Aim> List each line of the data that holds the word "title".

[Figure content listings]

==================================================

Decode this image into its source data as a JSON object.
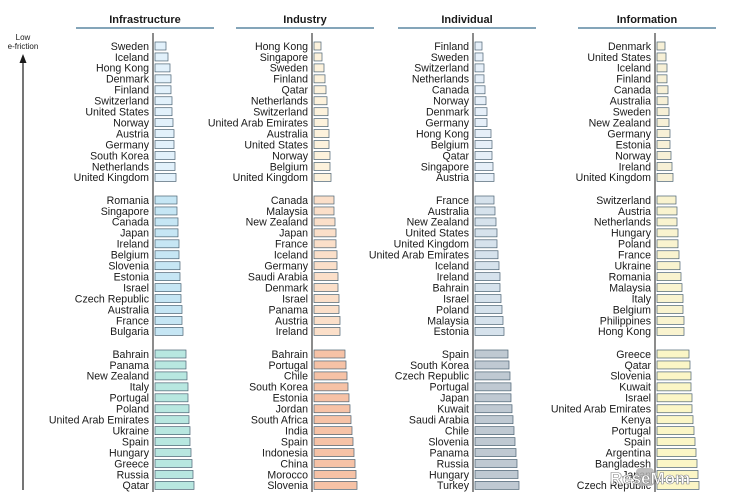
{
  "axis": {
    "label_line1": "Low",
    "label_line2": "e-friction"
  },
  "watermark": "ReseMom",
  "chart_data": [
    {
      "type": "bar",
      "title": "Infrastructure",
      "colors": {
        "tier1": "#e2f1fb",
        "tier2": "#c6e6f4",
        "tier3": "#b8e7e0"
      },
      "groups": [
        {
          "categories": [
            "Sweden",
            "Iceland",
            "Hong Kong",
            "Denmark",
            "Finland",
            "Switzerland",
            "United States",
            "Norway",
            "Austria",
            "Germany",
            "South Korea",
            "Netherlands",
            "United Kingdom"
          ],
          "values": [
            11,
            13,
            15,
            16,
            16,
            17,
            17,
            18,
            19,
            19,
            20,
            20,
            21
          ]
        },
        {
          "categories": [
            "Romania",
            "Singapore",
            "Canada",
            "Japan",
            "Ireland",
            "Belgium",
            "Slovenia",
            "Estonia",
            "Israel",
            "Czech Republic",
            "Australia",
            "France",
            "Bulgaria"
          ],
          "values": [
            22,
            22,
            23,
            23,
            24,
            24,
            25,
            25,
            26,
            26,
            27,
            27,
            28
          ]
        },
        {
          "categories": [
            "Bahrain",
            "Panama",
            "New Zealand",
            "Italy",
            "Portugal",
            "Poland",
            "United Arab Emirates",
            "Ukraine",
            "Spain",
            "Hungary",
            "Greece",
            "Russia",
            "Qatar"
          ],
          "values": [
            31,
            31,
            32,
            33,
            33,
            34,
            34,
            35,
            35,
            36,
            37,
            38,
            39
          ]
        }
      ]
    },
    {
      "type": "bar",
      "title": "Industry",
      "colors": {
        "tier1": "#fdf2dc",
        "tier2": "#fbdfc9",
        "tier3": "#f6c2a6"
      },
      "groups": [
        {
          "categories": [
            "Hong Kong",
            "Singapore",
            "Sweden",
            "Finland",
            "Qatar",
            "Netherlands",
            "Switzerland",
            "United Arab Emirates",
            "Australia",
            "United States",
            "Norway",
            "Belgium",
            "United Kingdom"
          ],
          "values": [
            7,
            8,
            10,
            11,
            12,
            13,
            14,
            14,
            15,
            15,
            16,
            16,
            17
          ]
        },
        {
          "categories": [
            "Canada",
            "Malaysia",
            "New Zealand",
            "Japan",
            "France",
            "Iceland",
            "Germany",
            "Saudi Arabia",
            "Denmark",
            "Israel",
            "Panama",
            "Austria",
            "Ireland"
          ],
          "values": [
            20,
            20,
            21,
            22,
            22,
            23,
            23,
            24,
            24,
            25,
            25,
            26,
            26
          ]
        },
        {
          "categories": [
            "Bahrain",
            "Portugal",
            "Chile",
            "South Korea",
            "Estonia",
            "Jordan",
            "South Africa",
            "India",
            "Spain",
            "Indonesia",
            "China",
            "Morocco",
            "Slovenia"
          ],
          "values": [
            31,
            32,
            33,
            34,
            35,
            36,
            37,
            38,
            39,
            40,
            41,
            42,
            43
          ]
        }
      ]
    },
    {
      "type": "bar",
      "title": "Individual",
      "colors": {
        "tier1": "#e6eff8",
        "tier2": "#d6e2ec",
        "tier3": "#bfc9d2"
      },
      "groups": [
        {
          "categories": [
            "Finland",
            "Sweden",
            "Switzerland",
            "Netherlands",
            "Canada",
            "Norway",
            "Denmark",
            "Germany",
            "Hong Kong",
            "Belgium",
            "Qatar",
            "Singapore",
            "Austria"
          ],
          "values": [
            7,
            8,
            9,
            9,
            10,
            11,
            12,
            12,
            16,
            17,
            17,
            18,
            19
          ]
        },
        {
          "categories": [
            "France",
            "Australia",
            "New Zealand",
            "United States",
            "United Kingdom",
            "United Arab Emirates",
            "Iceland",
            "Ireland",
            "Bahrain",
            "Israel",
            "Poland",
            "Malaysia",
            "Estonia"
          ],
          "values": [
            19,
            20,
            21,
            22,
            22,
            23,
            24,
            25,
            25,
            26,
            27,
            28,
            29
          ]
        },
        {
          "categories": [
            "Spain",
            "South Korea",
            "Czech Republic",
            "Portugal",
            "Japan",
            "Kuwait",
            "Saudi Arabia",
            "Chile",
            "Slovenia",
            "Panama",
            "Russia",
            "Hungary",
            "Turkey"
          ],
          "values": [
            33,
            34,
            35,
            36,
            36,
            37,
            38,
            39,
            40,
            41,
            42,
            43,
            44
          ]
        }
      ]
    },
    {
      "type": "bar",
      "title": "Information",
      "colors": {
        "tier1": "#f7f0d6",
        "tier2": "#f9f3cf",
        "tier3": "#fbf6c6"
      },
      "groups": [
        {
          "categories": [
            "Denmark",
            "United States",
            "Iceland",
            "Finland",
            "Canada",
            "Australia",
            "Sweden",
            "New Zealand",
            "Germany",
            "Estonia",
            "Norway",
            "Ireland",
            "United Kingdom"
          ],
          "values": [
            8,
            9,
            10,
            10,
            11,
            11,
            12,
            12,
            13,
            13,
            14,
            15,
            16
          ]
        },
        {
          "categories": [
            "Switzerland",
            "Austria",
            "Netherlands",
            "Hungary",
            "Poland",
            "France",
            "Ukraine",
            "Romania",
            "Malaysia",
            "Italy",
            "Belgium",
            "Philippines",
            "Hong Kong"
          ],
          "values": [
            19,
            20,
            20,
            21,
            21,
            22,
            23,
            24,
            25,
            26,
            26,
            27,
            27
          ]
        },
        {
          "categories": [
            "Greece",
            "Qatar",
            "Slovenia",
            "Kuwait",
            "Israel",
            "United Arab Emirates",
            "Kenya",
            "Portugal",
            "Spain",
            "Argentina",
            "Bangladesh",
            "Japan",
            "Czech Republic"
          ],
          "values": [
            32,
            33,
            34,
            34,
            35,
            35,
            36,
            37,
            38,
            39,
            40,
            41,
            42
          ]
        }
      ]
    }
  ]
}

==================================================

Task result>
      "title": "Infrastructure",
      "title": "Industry",
      "title": "Individual",
      "title": "Information",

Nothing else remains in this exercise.